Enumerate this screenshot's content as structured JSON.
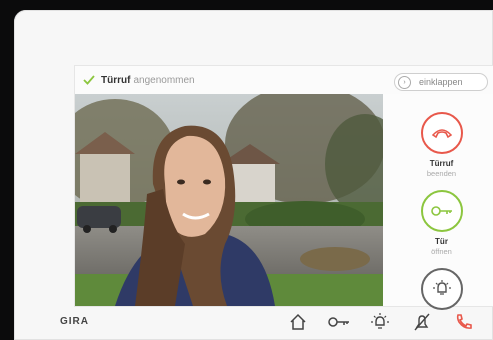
{
  "status_bar": {
    "strong_text": "Türruf",
    "rest_text": "angenommen"
  },
  "collapse_button": {
    "label": "einklappen"
  },
  "actions": [
    {
      "name": "end-call",
      "line1": "Türruf",
      "line2": "beenden",
      "icon": "phone-hangup-icon",
      "color": "#e8584b"
    },
    {
      "name": "open-door",
      "line1": "Tür",
      "line2": "öffnen",
      "icon": "key-icon",
      "color": "#8cc63f"
    },
    {
      "name": "light",
      "line1": "",
      "line2": "",
      "icon": "light-icon",
      "color": "#555555"
    }
  ],
  "brand": "GIRA",
  "nav_icons": [
    "home-icon",
    "key-icon",
    "light-icon",
    "mute-icon",
    "phone-icon"
  ],
  "colors": {
    "hangup": "#e8584b",
    "door_open": "#8cc63f",
    "accept": "#8cc63f"
  }
}
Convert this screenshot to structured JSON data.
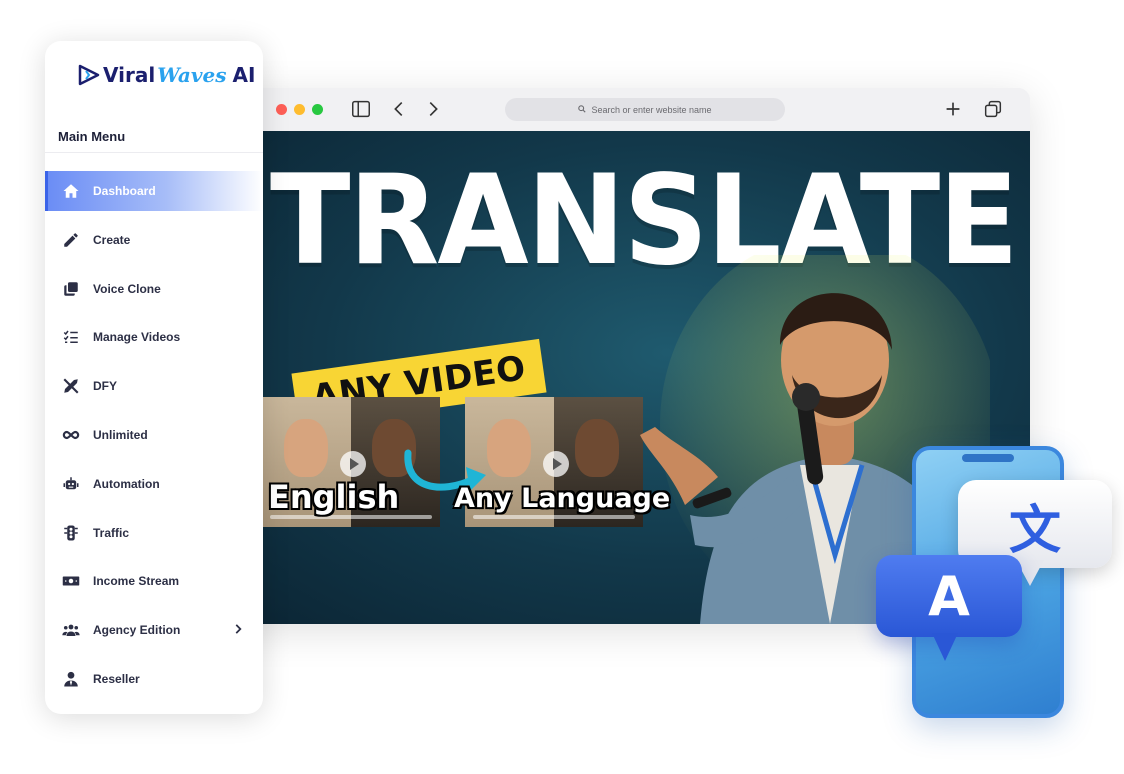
{
  "brand": {
    "word1": "Viral",
    "word2": "Waves",
    "word3": "AI"
  },
  "sidebar": {
    "menu_title": "Main Menu",
    "items": [
      {
        "label": "Dashboard",
        "icon": "home-icon"
      },
      {
        "label": "Create",
        "icon": "pencil-icon"
      },
      {
        "label": "Voice Clone",
        "icon": "clone-icon"
      },
      {
        "label": "Manage Videos",
        "icon": "list-check-icon"
      },
      {
        "label": "DFY",
        "icon": "tools-icon"
      },
      {
        "label": "Unlimited",
        "icon": "infinity-icon"
      },
      {
        "label": "Automation",
        "icon": "robot-icon"
      },
      {
        "label": "Traffic",
        "icon": "traffic-light-icon"
      },
      {
        "label": "Income Stream",
        "icon": "money-bill-icon"
      },
      {
        "label": "Agency Edition",
        "icon": "users-icon"
      },
      {
        "label": "Reseller",
        "icon": "user-tie-icon"
      }
    ],
    "active_item": "Dashboard"
  },
  "browser": {
    "address_placeholder": "Search or enter website name"
  },
  "hero": {
    "title": "TRANSLATE",
    "tag": "ANY VIDEO",
    "label_from": "English",
    "label_to": "Any Language"
  },
  "translate_badge": {
    "glyph_target": "文",
    "glyph_source": "A"
  },
  "colors": {
    "accent": "#3a63e8",
    "tag_yellow": "#f8d534",
    "hero_bg": "#12384a"
  }
}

## Problem to work on
Throughout the data above, report every line that contains the string "Dashboard".

## Response below
        "label": "Dashboard",
    "active_item": "Dashboard"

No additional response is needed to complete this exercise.